What to work on: Report the number of lines in the entries below that include the word "value", and nothing else.
* * * * * * * * *
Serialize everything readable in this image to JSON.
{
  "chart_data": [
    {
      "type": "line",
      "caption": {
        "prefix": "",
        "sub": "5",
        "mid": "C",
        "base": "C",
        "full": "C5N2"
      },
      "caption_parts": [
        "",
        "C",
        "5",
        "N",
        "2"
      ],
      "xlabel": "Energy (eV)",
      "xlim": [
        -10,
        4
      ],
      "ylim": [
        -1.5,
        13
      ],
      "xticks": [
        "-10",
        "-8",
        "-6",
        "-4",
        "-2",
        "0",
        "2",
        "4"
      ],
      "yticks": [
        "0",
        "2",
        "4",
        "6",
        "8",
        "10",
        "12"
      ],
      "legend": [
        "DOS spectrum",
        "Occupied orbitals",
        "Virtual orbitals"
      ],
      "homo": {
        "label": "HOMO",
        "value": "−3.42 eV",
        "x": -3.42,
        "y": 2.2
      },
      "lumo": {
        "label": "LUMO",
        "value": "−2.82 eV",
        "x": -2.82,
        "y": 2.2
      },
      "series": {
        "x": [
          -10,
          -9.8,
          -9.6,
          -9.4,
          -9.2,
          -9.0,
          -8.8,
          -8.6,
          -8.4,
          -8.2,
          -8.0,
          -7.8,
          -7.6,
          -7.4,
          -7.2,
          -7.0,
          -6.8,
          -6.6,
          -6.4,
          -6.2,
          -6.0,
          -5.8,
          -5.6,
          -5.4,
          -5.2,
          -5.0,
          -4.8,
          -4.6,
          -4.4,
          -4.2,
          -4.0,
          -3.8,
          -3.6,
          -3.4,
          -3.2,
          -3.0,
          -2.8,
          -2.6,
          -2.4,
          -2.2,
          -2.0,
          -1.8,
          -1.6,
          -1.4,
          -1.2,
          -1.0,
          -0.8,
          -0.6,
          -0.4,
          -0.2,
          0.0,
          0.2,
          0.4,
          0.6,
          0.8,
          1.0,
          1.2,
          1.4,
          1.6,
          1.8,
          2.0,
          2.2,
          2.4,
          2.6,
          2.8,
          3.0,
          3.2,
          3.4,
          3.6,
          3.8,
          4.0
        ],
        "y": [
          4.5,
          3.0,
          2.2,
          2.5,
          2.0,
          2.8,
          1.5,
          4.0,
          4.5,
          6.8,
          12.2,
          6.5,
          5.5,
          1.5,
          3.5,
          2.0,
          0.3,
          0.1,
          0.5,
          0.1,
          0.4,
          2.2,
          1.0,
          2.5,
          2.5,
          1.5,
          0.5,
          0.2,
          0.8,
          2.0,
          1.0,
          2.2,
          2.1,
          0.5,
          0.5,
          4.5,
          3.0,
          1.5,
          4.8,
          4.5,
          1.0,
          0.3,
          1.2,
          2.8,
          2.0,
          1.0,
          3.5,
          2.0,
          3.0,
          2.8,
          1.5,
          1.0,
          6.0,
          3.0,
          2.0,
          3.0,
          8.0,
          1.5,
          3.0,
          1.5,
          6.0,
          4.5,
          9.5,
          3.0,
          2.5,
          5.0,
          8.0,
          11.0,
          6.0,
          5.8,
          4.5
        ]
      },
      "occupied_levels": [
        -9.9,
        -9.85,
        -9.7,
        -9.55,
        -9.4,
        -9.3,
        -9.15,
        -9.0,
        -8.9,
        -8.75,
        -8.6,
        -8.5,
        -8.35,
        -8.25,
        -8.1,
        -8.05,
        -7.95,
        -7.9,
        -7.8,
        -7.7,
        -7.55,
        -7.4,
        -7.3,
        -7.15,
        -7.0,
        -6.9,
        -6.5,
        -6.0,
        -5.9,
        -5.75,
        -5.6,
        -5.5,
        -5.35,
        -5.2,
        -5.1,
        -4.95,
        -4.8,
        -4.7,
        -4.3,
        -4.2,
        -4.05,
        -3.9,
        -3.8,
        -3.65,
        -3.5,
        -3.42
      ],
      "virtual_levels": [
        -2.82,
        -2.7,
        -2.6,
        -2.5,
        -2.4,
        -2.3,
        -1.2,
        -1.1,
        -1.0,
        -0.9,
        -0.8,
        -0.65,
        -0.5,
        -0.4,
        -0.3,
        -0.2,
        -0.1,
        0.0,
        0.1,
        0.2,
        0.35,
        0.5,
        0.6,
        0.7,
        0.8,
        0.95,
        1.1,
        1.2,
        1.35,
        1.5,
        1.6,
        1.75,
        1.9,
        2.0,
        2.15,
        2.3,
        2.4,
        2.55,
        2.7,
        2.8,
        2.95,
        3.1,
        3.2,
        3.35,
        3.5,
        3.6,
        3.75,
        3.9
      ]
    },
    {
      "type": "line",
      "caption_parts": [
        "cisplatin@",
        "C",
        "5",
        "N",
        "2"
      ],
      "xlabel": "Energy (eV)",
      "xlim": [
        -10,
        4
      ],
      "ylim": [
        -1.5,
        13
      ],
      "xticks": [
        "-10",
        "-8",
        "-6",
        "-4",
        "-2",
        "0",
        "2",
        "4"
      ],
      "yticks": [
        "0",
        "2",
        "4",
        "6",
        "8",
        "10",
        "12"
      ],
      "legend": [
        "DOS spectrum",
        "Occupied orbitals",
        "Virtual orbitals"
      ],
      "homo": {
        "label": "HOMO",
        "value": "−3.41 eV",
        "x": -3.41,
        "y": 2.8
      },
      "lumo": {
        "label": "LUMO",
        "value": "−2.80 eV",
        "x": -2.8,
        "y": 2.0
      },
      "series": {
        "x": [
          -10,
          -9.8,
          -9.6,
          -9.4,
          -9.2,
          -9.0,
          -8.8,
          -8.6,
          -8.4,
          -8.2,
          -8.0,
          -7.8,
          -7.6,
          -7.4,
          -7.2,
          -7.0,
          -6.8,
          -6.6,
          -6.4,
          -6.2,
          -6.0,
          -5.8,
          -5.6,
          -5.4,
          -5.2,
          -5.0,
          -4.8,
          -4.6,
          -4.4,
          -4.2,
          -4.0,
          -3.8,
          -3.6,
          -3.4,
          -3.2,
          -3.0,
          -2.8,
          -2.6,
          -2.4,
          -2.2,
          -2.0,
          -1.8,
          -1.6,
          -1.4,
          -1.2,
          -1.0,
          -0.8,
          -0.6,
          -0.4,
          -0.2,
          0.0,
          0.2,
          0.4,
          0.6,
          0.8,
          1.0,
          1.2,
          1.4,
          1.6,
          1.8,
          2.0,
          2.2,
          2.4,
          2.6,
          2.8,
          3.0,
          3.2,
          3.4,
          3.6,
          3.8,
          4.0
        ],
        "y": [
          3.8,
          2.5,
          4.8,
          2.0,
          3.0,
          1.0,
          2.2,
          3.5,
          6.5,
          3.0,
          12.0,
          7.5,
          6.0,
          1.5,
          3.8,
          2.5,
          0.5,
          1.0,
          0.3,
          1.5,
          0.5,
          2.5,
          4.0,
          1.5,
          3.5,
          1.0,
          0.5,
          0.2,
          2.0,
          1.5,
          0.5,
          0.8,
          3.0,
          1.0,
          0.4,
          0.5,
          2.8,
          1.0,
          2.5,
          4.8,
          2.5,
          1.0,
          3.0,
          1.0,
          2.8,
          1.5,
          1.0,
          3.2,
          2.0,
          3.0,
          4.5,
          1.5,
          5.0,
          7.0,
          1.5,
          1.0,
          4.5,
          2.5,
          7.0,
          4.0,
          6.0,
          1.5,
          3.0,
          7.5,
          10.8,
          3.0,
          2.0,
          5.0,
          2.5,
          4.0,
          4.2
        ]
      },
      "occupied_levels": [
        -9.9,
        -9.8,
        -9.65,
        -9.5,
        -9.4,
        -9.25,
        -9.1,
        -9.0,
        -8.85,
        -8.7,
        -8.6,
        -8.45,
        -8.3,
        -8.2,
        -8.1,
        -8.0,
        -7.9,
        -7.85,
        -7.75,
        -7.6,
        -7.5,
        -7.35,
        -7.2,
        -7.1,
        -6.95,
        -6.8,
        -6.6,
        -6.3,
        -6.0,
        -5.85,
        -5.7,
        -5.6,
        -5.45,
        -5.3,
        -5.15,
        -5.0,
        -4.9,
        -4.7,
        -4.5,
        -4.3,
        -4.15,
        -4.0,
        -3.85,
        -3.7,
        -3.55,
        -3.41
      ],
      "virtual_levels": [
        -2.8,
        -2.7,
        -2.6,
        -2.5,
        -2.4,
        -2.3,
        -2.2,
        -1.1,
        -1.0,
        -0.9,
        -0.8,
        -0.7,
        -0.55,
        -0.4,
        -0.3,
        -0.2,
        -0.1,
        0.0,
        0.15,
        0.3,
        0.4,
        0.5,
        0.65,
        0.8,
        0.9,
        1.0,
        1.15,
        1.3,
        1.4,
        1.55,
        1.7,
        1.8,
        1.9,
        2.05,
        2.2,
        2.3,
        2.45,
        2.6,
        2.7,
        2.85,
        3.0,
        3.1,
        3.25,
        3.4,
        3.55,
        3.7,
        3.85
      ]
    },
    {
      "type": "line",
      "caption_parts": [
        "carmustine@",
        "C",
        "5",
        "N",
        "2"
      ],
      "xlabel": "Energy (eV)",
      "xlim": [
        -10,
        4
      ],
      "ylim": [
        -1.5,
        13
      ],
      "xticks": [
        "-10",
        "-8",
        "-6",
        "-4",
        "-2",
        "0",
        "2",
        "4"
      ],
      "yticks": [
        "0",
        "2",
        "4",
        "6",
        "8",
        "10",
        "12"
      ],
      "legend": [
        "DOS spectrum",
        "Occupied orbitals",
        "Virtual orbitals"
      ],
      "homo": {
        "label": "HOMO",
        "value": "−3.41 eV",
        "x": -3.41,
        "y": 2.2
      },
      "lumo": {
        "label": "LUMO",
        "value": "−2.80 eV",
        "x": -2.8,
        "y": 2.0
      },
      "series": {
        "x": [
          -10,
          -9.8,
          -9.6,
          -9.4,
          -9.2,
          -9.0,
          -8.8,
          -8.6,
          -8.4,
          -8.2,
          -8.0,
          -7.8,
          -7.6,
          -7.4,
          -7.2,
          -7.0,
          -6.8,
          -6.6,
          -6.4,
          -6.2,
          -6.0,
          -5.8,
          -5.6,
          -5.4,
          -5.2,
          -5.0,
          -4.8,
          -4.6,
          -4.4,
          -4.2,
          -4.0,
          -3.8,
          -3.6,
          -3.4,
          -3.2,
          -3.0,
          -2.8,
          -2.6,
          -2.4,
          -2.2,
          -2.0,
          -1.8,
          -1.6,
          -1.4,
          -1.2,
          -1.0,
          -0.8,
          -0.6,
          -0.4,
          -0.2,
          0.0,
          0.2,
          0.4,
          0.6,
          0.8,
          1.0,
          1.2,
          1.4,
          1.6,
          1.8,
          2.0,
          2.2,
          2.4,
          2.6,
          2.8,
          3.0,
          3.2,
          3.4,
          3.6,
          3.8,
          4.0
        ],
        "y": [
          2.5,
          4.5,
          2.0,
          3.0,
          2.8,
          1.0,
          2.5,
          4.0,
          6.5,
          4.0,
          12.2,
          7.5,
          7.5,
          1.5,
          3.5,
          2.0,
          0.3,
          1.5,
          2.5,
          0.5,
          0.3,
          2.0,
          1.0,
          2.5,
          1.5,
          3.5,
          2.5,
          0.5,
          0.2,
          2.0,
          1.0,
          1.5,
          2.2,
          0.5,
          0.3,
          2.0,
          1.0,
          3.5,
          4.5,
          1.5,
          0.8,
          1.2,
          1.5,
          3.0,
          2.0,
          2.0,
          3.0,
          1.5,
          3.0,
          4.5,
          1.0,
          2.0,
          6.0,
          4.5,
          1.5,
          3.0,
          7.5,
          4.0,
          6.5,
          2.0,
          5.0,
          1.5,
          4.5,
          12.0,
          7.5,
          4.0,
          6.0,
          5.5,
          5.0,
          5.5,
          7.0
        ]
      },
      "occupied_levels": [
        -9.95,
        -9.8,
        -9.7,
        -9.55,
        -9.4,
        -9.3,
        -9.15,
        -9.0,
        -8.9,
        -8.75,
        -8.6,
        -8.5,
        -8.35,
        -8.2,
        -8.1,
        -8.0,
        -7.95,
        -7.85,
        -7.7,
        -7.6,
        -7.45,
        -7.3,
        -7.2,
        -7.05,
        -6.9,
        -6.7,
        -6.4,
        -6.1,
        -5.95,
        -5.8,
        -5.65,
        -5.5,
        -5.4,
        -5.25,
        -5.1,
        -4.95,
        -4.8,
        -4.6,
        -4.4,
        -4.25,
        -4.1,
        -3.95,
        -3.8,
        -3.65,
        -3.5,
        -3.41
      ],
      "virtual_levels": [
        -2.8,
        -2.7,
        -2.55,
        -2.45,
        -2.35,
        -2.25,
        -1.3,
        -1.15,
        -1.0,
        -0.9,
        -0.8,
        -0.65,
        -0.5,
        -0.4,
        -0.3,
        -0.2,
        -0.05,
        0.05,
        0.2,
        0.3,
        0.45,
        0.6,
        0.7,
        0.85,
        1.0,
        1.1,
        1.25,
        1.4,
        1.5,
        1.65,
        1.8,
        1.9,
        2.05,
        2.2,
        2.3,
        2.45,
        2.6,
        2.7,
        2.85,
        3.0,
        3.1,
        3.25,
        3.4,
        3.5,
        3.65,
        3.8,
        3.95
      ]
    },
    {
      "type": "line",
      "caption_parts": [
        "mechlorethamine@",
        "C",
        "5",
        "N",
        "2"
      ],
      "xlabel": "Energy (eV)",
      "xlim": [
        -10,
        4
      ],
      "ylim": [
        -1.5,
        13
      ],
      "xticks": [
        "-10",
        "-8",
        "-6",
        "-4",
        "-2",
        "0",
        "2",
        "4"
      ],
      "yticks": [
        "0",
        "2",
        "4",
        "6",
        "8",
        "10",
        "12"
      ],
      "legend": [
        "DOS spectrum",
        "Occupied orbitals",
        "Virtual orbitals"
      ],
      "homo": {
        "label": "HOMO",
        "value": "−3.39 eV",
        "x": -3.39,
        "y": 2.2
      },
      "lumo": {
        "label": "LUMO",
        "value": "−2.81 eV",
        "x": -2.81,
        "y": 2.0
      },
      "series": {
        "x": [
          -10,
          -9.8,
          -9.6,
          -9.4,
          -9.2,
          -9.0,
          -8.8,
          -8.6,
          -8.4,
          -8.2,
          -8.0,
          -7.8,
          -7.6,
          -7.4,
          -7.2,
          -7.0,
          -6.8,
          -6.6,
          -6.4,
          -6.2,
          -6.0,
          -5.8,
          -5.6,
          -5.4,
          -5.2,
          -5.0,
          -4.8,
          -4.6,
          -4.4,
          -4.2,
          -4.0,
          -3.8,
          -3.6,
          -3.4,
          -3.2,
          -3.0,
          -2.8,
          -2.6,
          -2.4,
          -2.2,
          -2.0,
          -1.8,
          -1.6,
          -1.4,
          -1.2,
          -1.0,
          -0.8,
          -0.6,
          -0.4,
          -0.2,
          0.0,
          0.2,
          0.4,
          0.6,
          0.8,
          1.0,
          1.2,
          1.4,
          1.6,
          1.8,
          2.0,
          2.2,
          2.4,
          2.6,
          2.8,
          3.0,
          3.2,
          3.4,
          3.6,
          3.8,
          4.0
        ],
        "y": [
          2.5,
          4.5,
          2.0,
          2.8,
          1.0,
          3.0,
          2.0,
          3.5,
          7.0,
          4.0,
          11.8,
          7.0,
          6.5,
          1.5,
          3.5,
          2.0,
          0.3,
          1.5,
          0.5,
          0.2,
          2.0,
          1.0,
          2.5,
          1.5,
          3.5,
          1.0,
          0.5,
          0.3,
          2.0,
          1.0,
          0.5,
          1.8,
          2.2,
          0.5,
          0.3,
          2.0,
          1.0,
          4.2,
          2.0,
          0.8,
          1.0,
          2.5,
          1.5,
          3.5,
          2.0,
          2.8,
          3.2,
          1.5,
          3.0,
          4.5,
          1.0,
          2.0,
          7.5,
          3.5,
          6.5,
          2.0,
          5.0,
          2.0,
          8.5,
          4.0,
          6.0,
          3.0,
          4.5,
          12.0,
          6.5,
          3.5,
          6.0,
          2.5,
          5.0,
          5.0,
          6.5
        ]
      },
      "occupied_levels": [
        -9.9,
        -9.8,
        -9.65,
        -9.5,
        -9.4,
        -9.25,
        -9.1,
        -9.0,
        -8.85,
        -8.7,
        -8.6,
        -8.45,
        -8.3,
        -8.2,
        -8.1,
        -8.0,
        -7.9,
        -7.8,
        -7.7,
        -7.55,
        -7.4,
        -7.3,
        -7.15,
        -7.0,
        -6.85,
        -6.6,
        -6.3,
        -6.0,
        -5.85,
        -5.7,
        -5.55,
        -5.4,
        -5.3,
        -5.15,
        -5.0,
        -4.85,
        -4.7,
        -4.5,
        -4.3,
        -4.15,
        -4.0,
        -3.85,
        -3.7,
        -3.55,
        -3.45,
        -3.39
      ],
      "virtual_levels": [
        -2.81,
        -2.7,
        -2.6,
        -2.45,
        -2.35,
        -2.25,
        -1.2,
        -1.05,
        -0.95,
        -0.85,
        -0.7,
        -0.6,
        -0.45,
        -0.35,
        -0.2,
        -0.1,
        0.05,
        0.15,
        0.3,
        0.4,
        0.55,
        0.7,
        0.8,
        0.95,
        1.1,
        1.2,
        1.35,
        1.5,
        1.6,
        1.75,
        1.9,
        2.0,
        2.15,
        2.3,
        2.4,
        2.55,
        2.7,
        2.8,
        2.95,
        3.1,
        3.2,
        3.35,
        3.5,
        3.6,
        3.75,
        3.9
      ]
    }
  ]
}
* * * * * * * * *
Written answer: 8